→ **Problem details**: Rewrite the rows as a numbered list, from the start of the rows through the row that contains "252, 1299, 258]", with both ends included and blank lines left out.

# start of Given entries

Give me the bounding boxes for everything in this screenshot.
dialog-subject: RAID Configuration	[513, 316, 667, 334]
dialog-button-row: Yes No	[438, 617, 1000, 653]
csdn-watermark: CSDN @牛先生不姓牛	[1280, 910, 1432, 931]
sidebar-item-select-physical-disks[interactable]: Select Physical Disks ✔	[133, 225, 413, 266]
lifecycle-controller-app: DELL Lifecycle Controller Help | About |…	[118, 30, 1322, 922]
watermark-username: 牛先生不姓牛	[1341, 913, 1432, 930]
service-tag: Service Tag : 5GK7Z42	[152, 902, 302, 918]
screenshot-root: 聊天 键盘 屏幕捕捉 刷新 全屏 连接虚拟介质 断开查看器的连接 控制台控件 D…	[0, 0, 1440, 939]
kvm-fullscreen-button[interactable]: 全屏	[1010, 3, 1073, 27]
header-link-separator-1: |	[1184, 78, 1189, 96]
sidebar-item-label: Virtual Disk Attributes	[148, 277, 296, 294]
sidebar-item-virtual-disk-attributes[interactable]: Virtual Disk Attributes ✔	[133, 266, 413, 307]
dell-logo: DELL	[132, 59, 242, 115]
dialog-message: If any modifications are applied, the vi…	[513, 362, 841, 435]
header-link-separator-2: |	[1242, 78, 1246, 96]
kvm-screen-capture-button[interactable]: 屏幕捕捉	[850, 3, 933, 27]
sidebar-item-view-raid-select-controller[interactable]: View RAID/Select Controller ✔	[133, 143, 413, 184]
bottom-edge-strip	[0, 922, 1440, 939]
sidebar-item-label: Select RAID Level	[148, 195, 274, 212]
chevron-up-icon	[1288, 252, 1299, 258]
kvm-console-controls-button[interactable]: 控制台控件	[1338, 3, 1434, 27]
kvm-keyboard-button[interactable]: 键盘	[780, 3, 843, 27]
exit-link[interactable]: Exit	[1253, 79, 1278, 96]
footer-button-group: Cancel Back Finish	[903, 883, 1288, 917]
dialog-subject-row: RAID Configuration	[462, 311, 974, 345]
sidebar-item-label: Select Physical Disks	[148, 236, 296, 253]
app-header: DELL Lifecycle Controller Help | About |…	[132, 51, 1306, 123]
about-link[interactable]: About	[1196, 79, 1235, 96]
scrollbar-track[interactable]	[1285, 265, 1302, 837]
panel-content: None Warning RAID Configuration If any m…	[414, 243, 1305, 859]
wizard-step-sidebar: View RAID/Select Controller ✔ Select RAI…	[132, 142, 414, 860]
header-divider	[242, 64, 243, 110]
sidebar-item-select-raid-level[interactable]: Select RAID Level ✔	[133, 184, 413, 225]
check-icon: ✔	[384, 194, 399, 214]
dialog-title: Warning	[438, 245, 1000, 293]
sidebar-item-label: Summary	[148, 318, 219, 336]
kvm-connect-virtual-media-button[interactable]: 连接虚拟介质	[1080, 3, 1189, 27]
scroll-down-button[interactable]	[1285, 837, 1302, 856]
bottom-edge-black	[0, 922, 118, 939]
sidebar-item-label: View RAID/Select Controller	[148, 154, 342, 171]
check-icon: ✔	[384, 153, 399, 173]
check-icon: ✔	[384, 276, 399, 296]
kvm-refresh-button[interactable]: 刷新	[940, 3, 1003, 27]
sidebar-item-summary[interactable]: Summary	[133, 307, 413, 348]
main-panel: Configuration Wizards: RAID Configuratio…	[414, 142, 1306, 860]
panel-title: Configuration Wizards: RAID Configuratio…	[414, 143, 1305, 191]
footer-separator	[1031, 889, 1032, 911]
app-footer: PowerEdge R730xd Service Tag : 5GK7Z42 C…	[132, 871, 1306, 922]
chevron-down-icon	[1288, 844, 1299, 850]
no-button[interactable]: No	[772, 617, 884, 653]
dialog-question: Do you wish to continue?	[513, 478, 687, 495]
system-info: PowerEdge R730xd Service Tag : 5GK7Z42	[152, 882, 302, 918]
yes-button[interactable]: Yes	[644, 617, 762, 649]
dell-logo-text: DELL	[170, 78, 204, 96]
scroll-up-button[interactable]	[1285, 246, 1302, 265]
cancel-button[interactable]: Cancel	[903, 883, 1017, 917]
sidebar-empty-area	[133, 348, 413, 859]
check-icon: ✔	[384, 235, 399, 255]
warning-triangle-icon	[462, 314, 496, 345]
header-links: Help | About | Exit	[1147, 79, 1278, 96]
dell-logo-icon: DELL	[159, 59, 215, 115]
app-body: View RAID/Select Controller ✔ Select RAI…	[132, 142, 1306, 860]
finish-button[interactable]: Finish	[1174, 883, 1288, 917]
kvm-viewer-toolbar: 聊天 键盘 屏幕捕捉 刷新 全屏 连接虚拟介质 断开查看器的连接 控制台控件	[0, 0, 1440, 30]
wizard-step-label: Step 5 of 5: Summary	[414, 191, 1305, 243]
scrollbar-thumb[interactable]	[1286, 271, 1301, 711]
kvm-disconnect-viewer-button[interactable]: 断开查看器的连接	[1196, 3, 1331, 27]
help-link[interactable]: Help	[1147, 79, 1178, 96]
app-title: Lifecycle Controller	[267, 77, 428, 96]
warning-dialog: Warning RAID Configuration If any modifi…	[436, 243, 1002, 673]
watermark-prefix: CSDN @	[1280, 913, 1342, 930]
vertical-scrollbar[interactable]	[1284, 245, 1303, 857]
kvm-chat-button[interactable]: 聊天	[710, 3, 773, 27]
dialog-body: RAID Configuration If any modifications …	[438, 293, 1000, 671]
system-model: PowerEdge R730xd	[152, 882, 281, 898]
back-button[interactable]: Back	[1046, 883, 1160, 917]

# end of Given entries

→ **Solution for this task**:
1. Give me the bounding boxes for everything in this screenshot.
2. dialog-subject: RAID Configuration	[513, 316, 667, 334]
3. dialog-button-row: Yes No	[438, 617, 1000, 653]
4. csdn-watermark: CSDN @牛先生不姓牛	[1280, 910, 1432, 931]
5. sidebar-item-select-physical-disks[interactable]: Select Physical Disks ✔	[133, 225, 413, 266]
6. lifecycle-controller-app: DELL Lifecycle Controller Help | About |…	[118, 30, 1322, 922]
7. watermark-username: 牛先生不姓牛	[1341, 913, 1432, 930]
8. service-tag: Service Tag : 5GK7Z42	[152, 902, 302, 918]
9. screenshot-root: 聊天 键盘 屏幕捕捉 刷新 全屏 连接虚拟介质 断开查看器的连接 控制台控件 D…	[0, 0, 1440, 939]
10. kvm-fullscreen-button[interactable]: 全屏	[1010, 3, 1073, 27]
11. header-link-separator-1: |	[1184, 78, 1189, 96]
12. sidebar-item-label: Virtual Disk Attributes	[148, 277, 296, 294]
13. sidebar-item-virtual-disk-attributes[interactable]: Virtual Disk Attributes ✔	[133, 266, 413, 307]
14. dell-logo: DELL	[132, 59, 242, 115]
15. dialog-message: If any modifications are applied, the vi…	[513, 362, 841, 435]
16. header-link-separator-2: |	[1242, 78, 1246, 96]
17. kvm-screen-capture-button[interactable]: 屏幕捕捉	[850, 3, 933, 27]
18. sidebar-item-view-raid-select-controller[interactable]: View RAID/Select Controller ✔	[133, 143, 413, 184]
19. bottom-edge-strip	[0, 922, 1440, 939]
20. sidebar-item-label: Select RAID Level	[148, 195, 274, 212]
21. chevron-up-icon	[1288, 252, 1299, 258]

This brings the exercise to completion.